▶ [Task requirements]: Repeat each entry word for word. Leave any images out of the copy.
# # # # # # #
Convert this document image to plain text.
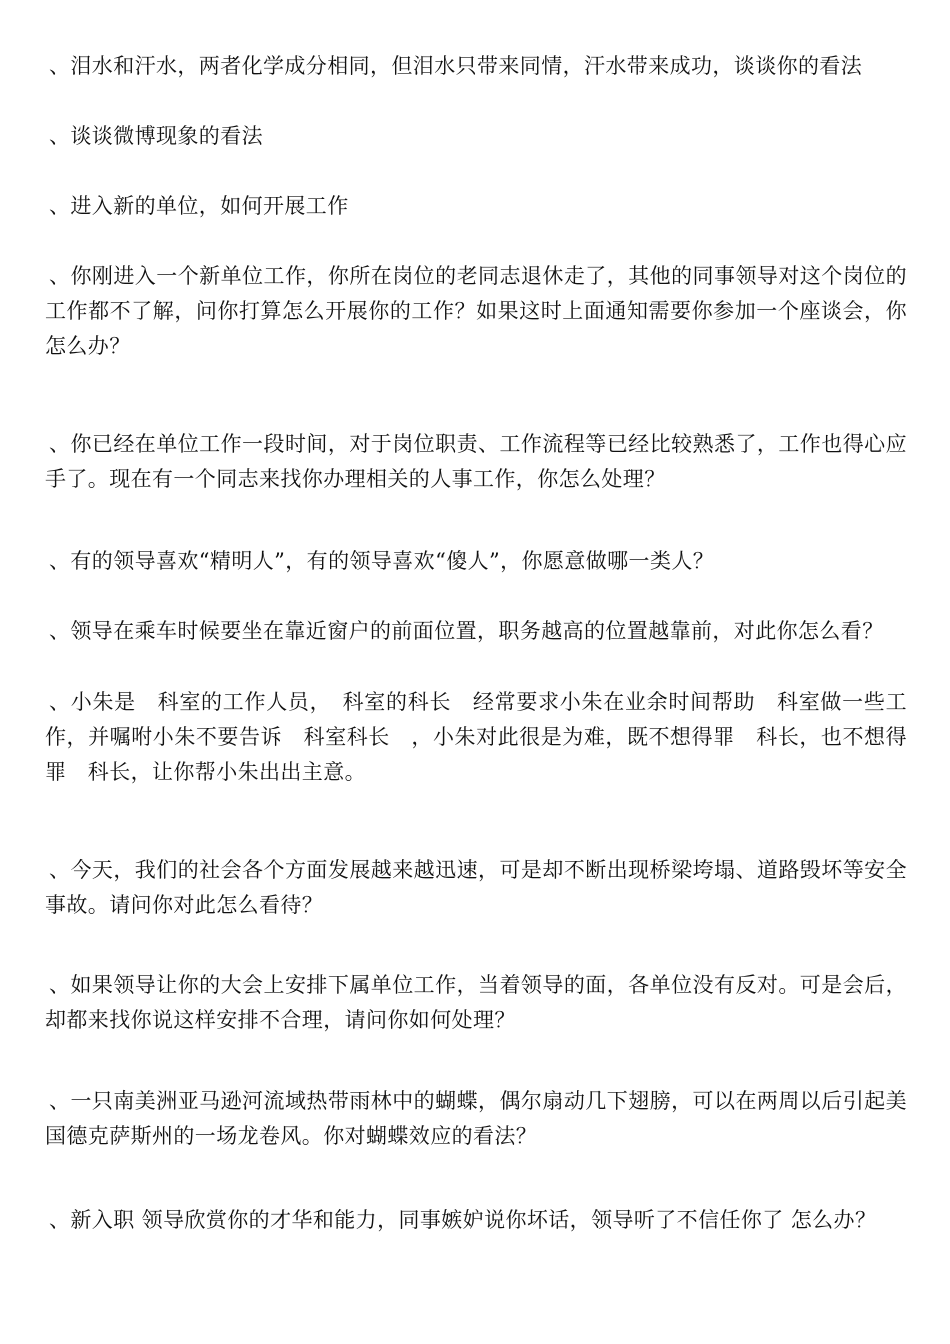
、泪水和汗水，两者化学成分相同，但泪水只带来同情，汗水带来成功，谈谈你的看法

、谈谈微博现象的看法

、进入新的单位，如何开展工作

、你刚进入一个新单位工作，你所在岗位的老同志退休走了，其他的同事领导对这个岗位的工作都不了解，问你打算怎么开展你的工作？如果这时上面通知需要你参加一个座谈会，你怎么办？

、你已经在单位工作一段时间，对于岗位职责、工作流程等已经比较熟悉了，工作也得心应手了。现在有一个同志来找你办理相关的人事工作，你怎么处理？

、有的领导喜欢“精明人”，有的领导喜欢“傻人”，你愿意做哪一类人？

、领导在乘车时候要坐在靠近窗户的前面位置，职务越高的位置越靠前，对此你怎么看？

、小朱是　科室的工作人员，　科室的科长　经常要求小朱在业余时间帮助　科室做一些工作，并嘱咐小朱不要告诉　科室科长　，小朱对此很是为难，既不想得罪　科长，也不想得罪　科长，让你帮小朱出出主意。

、今天，我们的社会各个方面发展越来越迅速，可是却不断出现桥梁垮塌、道路毁坏等安全事故。请问你对此怎么看待？

、如果领导让你的大会上安排下属单位工作，当着领导的面，各单位没有反对。可是会后，却都来找你说这样安排不合理，请问你如何处理？

、一只南美洲亚马逊河流域热带雨林中的蝴蝶，偶尔扇动几下翅膀，可以在两周以后引起美国德克萨斯州的一场龙卷风。你对蝴蝶效应的看法？

、新入职 领导欣赏你的才华和能力，同事嫉妒说你坏话，领导听了不信任你了 怎么办？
# # # # # # #
▶ [Worked answer]:
Convert this document image to plain text.
、泪水和汗水，两者化学成分相同，但泪水只带来同情，汗水带来成功，谈谈你的看法

、谈谈微博现象的看法

、进入新的单位，如何开展工作

、你刚进入一个新单位工作，你所在岗位的老同志退休走了，其他的同事领导对这个岗位的工作都不了解，问你打算怎么开展你的工作？如果这时上面通知需要你参加一个座谈会，你怎么办？

、你已经在单位工作一段时间，对于岗位职责、工作流程等已经比较熟悉了，工作也得心应手了。现在有一个同志来找你办理相关的人事工作，你怎么处理？

、有的领导喜欢“精明人”，有的领导喜欢“傻人”，你愿意做哪一类人？

、领导在乘车时候要坐在靠近窗户的前面位置，职务越高的位置越靠前，对此你怎么看？

、小朱是　科室的工作人员，　科室的科长　经常要求小朱在业余时间帮助　科室做一些工作，并嘱咐小朱不要告诉　科室科长　，小朱对此很是为难，既不想得罪　科长，也不想得罪　科长，让你帮小朱出出主意。

、今天，我们的社会各个方面发展越来越迅速，可是却不断出现桥梁垮塌、道路毁坏等安全事故。请问你对此怎么看待？

、如果领导让你的大会上安排下属单位工作，当着领导的面，各单位没有反对。可是会后，却都来找你说这样安排不合理，请问你如何处理？

、一只南美洲亚马逊河流域热带雨林中的蝴蝶，偶尔扇动几下翅膀，可以在两周以后引起美国德克萨斯州的一场龙卷风。你对蝴蝶效应的看法？

、新入职 领导欣赏你的才华和能力，同事嫉妒说你坏话，领导听了不信任你了 怎么办？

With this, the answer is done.